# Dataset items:
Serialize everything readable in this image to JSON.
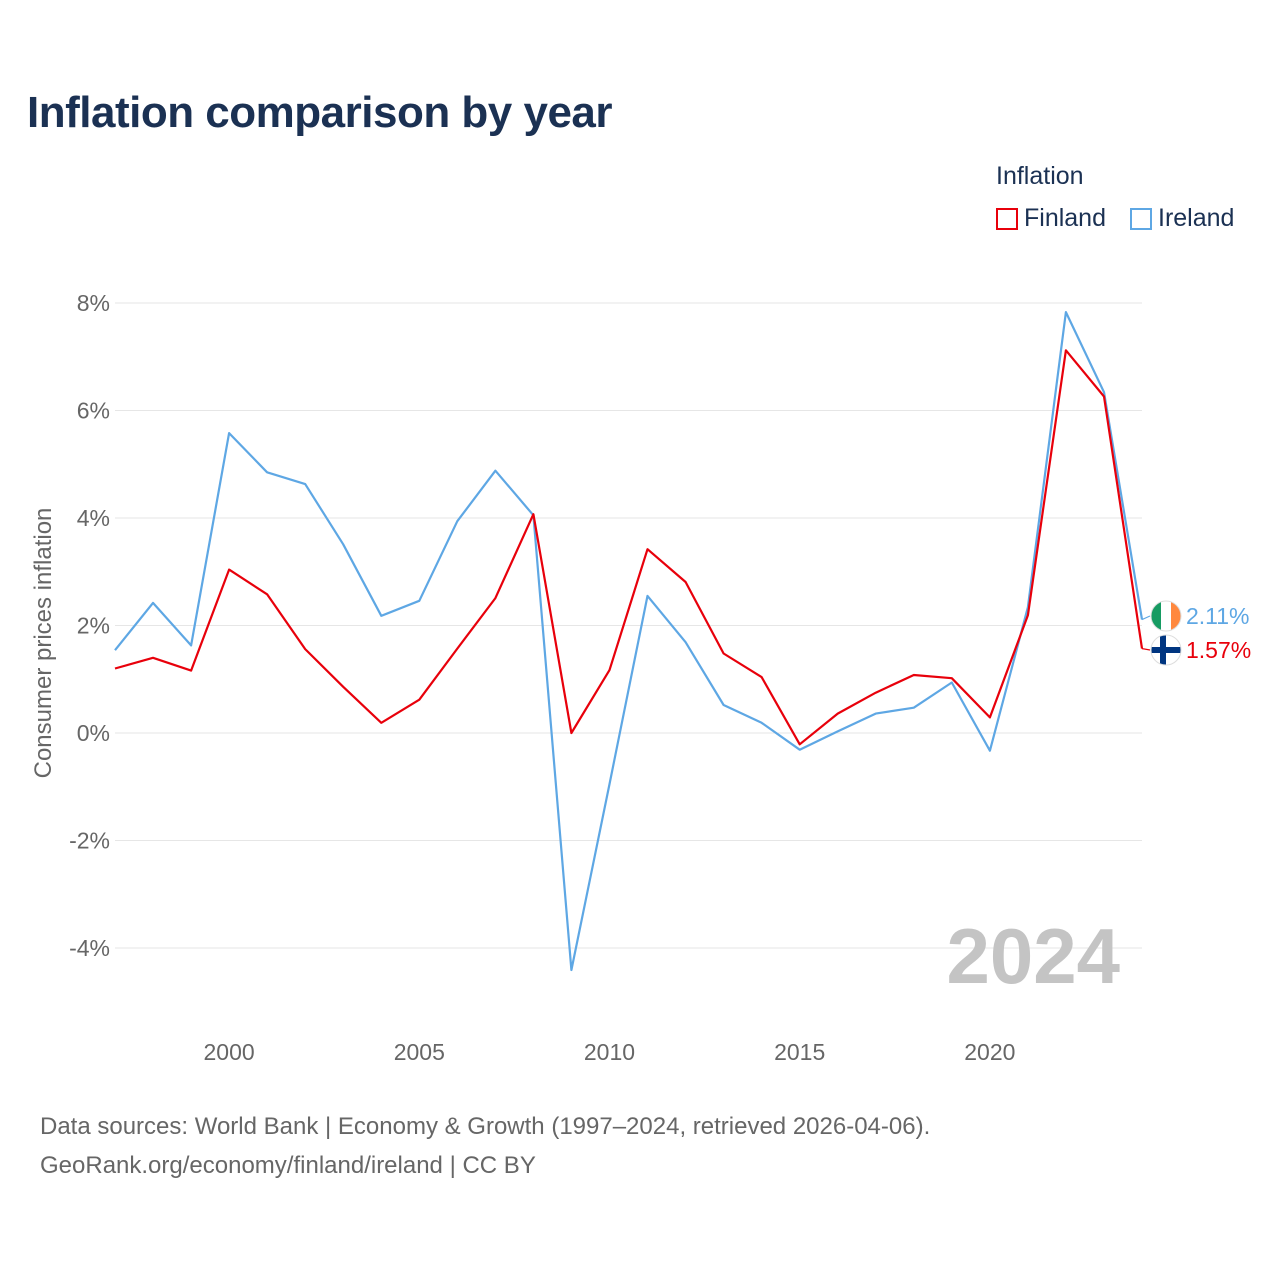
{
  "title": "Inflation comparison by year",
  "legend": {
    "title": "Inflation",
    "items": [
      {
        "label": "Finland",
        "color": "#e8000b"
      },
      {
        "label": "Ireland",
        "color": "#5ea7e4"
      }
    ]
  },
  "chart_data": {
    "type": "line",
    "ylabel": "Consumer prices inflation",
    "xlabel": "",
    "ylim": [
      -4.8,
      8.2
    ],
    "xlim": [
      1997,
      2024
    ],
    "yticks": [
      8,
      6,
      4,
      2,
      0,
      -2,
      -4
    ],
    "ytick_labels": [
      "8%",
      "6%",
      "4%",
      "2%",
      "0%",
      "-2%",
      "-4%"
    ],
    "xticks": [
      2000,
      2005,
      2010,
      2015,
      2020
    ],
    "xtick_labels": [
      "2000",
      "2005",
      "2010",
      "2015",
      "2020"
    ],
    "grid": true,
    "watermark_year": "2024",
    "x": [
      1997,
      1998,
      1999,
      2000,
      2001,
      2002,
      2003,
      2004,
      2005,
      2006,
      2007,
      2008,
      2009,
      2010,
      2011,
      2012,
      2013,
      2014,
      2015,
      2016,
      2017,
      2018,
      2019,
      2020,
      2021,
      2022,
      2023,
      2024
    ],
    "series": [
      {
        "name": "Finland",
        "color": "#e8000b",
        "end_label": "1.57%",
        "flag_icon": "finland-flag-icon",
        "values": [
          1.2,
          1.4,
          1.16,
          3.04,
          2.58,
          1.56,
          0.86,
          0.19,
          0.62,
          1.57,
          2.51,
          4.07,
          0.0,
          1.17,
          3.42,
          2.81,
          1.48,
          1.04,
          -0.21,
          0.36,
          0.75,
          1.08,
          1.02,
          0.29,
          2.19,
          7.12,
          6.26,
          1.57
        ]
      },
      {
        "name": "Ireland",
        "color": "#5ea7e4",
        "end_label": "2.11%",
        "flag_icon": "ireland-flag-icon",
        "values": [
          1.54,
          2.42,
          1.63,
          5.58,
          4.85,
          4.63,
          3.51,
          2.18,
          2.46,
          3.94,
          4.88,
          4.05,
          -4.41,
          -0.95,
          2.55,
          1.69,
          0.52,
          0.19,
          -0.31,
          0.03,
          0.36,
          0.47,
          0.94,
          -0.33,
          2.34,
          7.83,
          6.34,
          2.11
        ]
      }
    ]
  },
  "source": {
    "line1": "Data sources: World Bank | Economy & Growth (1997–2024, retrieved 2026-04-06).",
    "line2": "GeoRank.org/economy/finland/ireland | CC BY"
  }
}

# THE REQUEST:
Set every line down exactly as written, leaving each picture out.

# THE ANSWER:
Serialize everything readable in this image to JSON.
{
  "title": "Inflation comparison by year",
  "legend": {
    "title": "Inflation",
    "items": [
      {
        "label": "Finland",
        "color": "#e8000b"
      },
      {
        "label": "Ireland",
        "color": "#5ea7e4"
      }
    ]
  },
  "chart_data": {
    "type": "line",
    "ylabel": "Consumer prices inflation",
    "xlabel": "",
    "ylim": [
      -4.8,
      8.2
    ],
    "xlim": [
      1997,
      2024
    ],
    "yticks": [
      8,
      6,
      4,
      2,
      0,
      -2,
      -4
    ],
    "ytick_labels": [
      "8%",
      "6%",
      "4%",
      "2%",
      "0%",
      "-2%",
      "-4%"
    ],
    "xticks": [
      2000,
      2005,
      2010,
      2015,
      2020
    ],
    "xtick_labels": [
      "2000",
      "2005",
      "2010",
      "2015",
      "2020"
    ],
    "grid": true,
    "watermark_year": "2024",
    "x": [
      1997,
      1998,
      1999,
      2000,
      2001,
      2002,
      2003,
      2004,
      2005,
      2006,
      2007,
      2008,
      2009,
      2010,
      2011,
      2012,
      2013,
      2014,
      2015,
      2016,
      2017,
      2018,
      2019,
      2020,
      2021,
      2022,
      2023,
      2024
    ],
    "series": [
      {
        "name": "Finland",
        "color": "#e8000b",
        "end_label": "1.57%",
        "flag_icon": "finland-flag-icon",
        "values": [
          1.2,
          1.4,
          1.16,
          3.04,
          2.58,
          1.56,
          0.86,
          0.19,
          0.62,
          1.57,
          2.51,
          4.07,
          0.0,
          1.17,
          3.42,
          2.81,
          1.48,
          1.04,
          -0.21,
          0.36,
          0.75,
          1.08,
          1.02,
          0.29,
          2.19,
          7.12,
          6.26,
          1.57
        ]
      },
      {
        "name": "Ireland",
        "color": "#5ea7e4",
        "end_label": "2.11%",
        "flag_icon": "ireland-flag-icon",
        "values": [
          1.54,
          2.42,
          1.63,
          5.58,
          4.85,
          4.63,
          3.51,
          2.18,
          2.46,
          3.94,
          4.88,
          4.05,
          -4.41,
          -0.95,
          2.55,
          1.69,
          0.52,
          0.19,
          -0.31,
          0.03,
          0.36,
          0.47,
          0.94,
          -0.33,
          2.34,
          7.83,
          6.34,
          2.11
        ]
      }
    ]
  },
  "source": {
    "line1": "Data sources: World Bank | Economy & Growth (1997–2024, retrieved 2026-04-06).",
    "line2": "GeoRank.org/economy/finland/ireland | CC BY"
  }
}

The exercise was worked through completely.